## EXERCISE DETAILS
Gather the lines from the material that contain "time".

## DATASET ROWS
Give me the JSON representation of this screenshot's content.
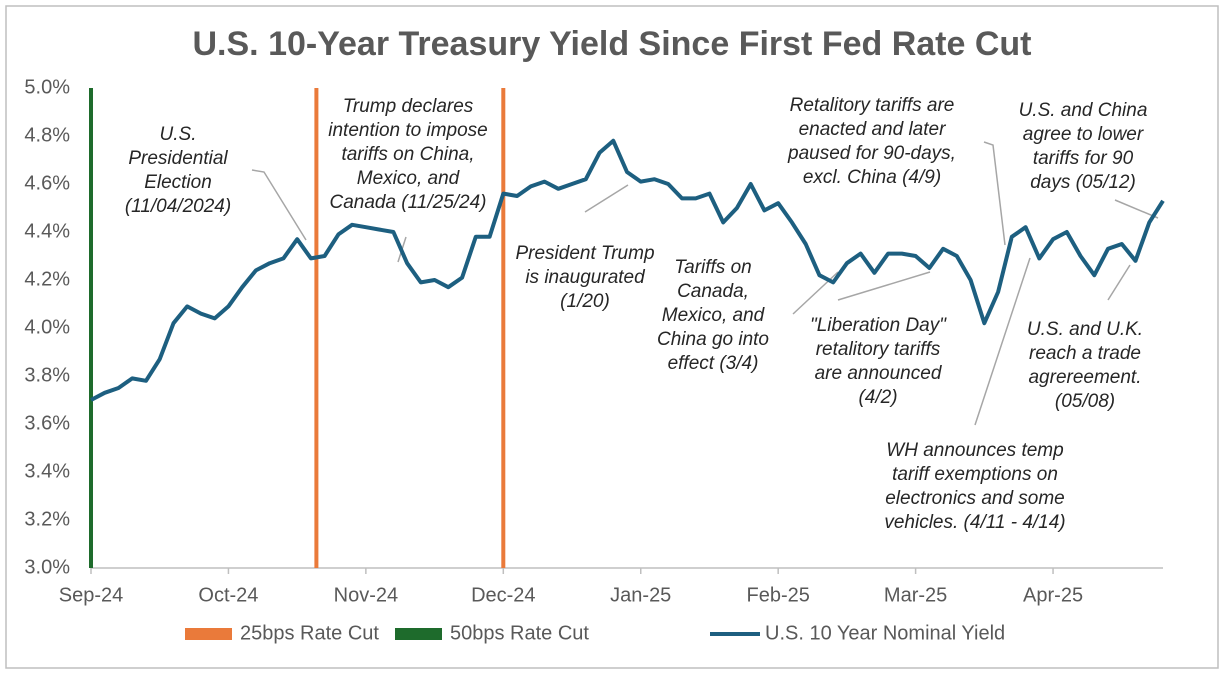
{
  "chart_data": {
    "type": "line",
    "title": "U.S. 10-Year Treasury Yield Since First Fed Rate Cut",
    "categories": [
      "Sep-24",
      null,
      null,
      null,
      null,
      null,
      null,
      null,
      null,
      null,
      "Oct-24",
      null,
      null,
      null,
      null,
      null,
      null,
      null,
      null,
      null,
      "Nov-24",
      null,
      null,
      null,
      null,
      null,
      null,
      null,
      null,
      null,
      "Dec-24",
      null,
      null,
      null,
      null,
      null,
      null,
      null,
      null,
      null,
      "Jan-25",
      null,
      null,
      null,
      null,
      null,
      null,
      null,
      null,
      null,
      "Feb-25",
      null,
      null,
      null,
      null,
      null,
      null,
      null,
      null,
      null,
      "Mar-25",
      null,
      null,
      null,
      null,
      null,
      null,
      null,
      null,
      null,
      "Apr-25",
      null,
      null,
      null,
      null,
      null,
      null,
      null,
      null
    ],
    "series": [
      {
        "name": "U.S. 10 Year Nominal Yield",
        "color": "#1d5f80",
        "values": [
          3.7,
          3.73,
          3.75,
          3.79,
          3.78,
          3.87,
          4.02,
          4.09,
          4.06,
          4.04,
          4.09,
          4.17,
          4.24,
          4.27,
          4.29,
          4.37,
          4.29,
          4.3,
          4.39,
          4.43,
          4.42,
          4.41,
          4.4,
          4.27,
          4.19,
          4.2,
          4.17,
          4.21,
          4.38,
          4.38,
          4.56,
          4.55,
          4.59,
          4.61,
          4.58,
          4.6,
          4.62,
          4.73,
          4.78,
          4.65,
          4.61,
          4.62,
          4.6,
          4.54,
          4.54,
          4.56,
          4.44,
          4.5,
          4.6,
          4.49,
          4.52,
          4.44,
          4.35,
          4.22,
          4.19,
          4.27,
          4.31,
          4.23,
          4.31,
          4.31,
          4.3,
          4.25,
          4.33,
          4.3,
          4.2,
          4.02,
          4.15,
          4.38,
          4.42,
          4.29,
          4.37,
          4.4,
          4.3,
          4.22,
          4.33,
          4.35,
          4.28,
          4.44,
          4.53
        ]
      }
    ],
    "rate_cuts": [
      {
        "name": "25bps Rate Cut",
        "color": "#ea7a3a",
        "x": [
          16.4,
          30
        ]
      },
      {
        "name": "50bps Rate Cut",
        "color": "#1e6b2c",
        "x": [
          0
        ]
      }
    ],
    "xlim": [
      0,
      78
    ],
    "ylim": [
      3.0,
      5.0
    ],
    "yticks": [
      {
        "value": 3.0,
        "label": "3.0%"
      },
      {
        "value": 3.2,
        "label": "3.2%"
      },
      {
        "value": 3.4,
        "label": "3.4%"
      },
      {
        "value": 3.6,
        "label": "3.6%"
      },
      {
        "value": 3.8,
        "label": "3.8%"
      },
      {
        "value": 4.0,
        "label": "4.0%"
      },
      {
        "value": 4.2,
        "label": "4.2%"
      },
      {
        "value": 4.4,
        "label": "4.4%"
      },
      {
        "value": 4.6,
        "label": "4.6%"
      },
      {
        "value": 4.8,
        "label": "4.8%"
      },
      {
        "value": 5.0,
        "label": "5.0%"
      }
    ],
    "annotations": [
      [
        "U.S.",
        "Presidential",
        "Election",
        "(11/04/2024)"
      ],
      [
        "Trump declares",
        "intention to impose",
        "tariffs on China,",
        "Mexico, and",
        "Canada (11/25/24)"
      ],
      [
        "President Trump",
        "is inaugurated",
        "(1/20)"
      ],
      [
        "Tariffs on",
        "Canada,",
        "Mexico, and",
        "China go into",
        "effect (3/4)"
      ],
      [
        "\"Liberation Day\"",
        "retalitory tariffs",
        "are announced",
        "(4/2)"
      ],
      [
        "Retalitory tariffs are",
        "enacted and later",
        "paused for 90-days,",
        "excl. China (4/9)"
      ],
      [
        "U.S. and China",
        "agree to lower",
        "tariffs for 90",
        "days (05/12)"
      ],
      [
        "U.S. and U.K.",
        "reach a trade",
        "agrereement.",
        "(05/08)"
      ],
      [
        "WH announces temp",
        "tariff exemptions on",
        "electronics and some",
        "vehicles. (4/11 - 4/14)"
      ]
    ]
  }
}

* * *

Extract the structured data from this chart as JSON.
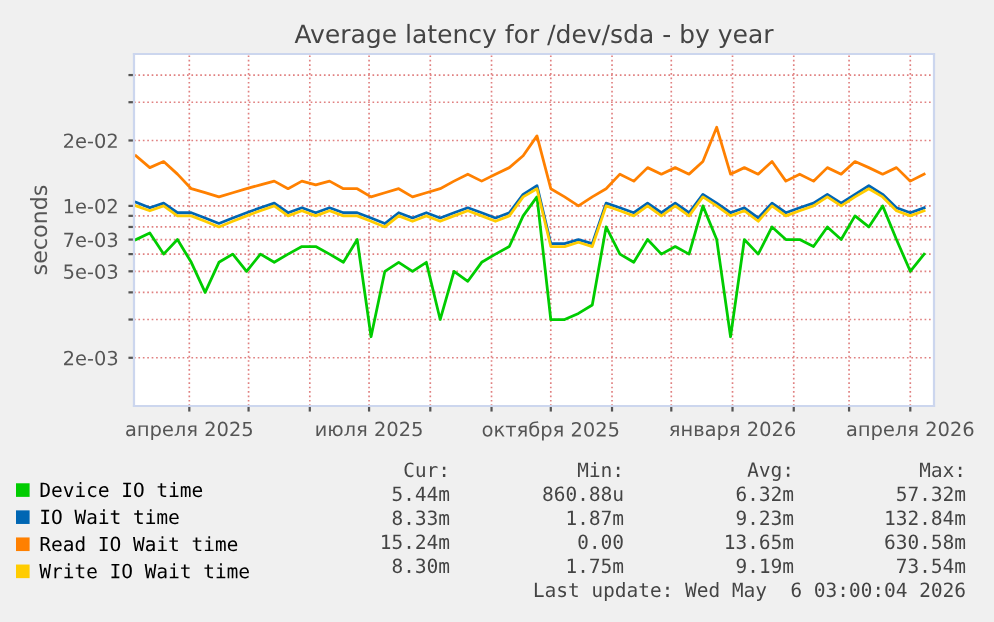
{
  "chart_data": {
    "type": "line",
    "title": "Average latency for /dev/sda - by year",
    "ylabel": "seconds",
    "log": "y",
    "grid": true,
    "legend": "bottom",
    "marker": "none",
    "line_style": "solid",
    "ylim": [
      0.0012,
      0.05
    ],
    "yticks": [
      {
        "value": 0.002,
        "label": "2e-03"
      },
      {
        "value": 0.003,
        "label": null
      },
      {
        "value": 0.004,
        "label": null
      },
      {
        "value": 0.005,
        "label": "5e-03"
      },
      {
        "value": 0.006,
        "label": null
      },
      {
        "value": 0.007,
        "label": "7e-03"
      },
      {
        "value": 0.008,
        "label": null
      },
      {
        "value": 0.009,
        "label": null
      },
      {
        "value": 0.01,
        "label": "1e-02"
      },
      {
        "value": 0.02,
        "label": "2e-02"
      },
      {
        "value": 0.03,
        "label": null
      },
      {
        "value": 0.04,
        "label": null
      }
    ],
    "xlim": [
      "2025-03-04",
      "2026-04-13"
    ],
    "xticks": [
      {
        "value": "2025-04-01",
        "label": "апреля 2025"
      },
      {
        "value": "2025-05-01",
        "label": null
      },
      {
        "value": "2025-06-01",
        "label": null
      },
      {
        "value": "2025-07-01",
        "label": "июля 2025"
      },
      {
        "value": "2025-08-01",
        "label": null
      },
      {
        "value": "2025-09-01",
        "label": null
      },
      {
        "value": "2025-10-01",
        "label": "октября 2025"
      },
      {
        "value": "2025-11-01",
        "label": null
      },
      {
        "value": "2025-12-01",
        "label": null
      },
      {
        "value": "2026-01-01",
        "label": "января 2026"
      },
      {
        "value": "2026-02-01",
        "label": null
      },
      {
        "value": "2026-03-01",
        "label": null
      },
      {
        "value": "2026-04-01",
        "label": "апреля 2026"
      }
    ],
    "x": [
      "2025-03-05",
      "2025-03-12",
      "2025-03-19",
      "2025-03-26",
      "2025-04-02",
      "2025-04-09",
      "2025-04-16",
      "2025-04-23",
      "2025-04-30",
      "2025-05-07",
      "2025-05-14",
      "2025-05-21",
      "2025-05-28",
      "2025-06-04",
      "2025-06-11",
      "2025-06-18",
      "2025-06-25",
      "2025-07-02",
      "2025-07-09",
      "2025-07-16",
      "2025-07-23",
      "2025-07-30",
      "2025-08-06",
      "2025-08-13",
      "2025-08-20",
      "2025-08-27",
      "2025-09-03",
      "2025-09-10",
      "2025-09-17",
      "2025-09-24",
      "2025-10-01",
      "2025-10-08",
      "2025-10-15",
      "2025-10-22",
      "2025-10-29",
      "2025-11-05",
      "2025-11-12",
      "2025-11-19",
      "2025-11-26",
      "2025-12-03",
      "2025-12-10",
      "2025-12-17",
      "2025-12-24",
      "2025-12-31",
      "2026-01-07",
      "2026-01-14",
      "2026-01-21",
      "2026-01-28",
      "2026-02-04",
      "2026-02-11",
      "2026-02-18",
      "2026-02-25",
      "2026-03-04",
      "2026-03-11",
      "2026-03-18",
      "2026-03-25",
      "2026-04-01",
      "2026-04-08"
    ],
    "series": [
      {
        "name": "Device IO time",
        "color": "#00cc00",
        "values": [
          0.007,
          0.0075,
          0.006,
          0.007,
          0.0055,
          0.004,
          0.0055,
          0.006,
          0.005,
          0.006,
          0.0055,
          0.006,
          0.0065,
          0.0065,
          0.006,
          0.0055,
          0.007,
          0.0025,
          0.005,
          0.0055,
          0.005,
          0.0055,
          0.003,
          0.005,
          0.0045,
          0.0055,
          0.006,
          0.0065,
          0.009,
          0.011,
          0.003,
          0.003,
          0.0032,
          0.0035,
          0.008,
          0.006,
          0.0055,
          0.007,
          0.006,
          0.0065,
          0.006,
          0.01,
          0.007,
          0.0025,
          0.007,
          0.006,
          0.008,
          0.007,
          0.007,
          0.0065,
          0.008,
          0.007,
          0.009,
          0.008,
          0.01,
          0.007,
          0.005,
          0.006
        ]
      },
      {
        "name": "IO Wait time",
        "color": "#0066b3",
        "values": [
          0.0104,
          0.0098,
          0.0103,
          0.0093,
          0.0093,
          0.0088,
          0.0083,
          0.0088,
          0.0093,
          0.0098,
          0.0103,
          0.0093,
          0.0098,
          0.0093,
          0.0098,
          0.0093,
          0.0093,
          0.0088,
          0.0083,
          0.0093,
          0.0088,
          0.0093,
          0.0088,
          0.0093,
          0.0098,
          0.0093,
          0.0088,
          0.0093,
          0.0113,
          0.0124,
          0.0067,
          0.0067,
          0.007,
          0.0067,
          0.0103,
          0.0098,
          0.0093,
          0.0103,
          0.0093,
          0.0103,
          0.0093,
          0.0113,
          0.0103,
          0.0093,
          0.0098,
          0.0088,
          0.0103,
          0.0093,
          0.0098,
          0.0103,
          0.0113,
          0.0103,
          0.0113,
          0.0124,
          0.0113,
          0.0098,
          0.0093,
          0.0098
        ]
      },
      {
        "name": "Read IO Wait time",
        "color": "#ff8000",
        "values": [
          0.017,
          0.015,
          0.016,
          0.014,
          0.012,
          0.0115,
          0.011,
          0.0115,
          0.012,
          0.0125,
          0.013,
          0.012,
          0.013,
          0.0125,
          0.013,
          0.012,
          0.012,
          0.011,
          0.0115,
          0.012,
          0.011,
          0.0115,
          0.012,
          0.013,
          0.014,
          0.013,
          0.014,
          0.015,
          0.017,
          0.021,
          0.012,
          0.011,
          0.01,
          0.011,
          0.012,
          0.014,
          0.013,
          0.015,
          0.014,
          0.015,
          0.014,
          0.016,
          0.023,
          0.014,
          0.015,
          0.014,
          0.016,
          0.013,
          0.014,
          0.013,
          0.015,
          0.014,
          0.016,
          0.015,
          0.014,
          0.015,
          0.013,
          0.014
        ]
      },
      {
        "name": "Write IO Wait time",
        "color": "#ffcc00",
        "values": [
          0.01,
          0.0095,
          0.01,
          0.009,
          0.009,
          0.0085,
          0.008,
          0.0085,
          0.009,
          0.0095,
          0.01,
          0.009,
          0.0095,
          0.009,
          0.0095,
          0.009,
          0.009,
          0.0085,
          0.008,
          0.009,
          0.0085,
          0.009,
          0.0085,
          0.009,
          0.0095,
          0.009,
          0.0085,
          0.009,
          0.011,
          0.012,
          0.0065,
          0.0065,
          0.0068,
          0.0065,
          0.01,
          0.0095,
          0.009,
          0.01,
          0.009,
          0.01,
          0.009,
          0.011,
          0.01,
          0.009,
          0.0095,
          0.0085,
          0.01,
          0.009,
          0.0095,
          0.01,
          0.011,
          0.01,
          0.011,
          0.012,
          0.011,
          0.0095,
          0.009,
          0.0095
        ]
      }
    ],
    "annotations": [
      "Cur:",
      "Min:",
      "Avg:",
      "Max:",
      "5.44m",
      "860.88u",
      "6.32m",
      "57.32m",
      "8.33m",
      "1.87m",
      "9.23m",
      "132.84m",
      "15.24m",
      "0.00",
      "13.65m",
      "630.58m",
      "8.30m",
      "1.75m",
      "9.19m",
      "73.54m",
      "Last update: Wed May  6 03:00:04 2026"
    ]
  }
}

## FINISHED TASK
        "name": "Device IO time",
        "name": "IO Wait time",
        "name": "Read IO Wait time",
        "name": "Write IO Wait time",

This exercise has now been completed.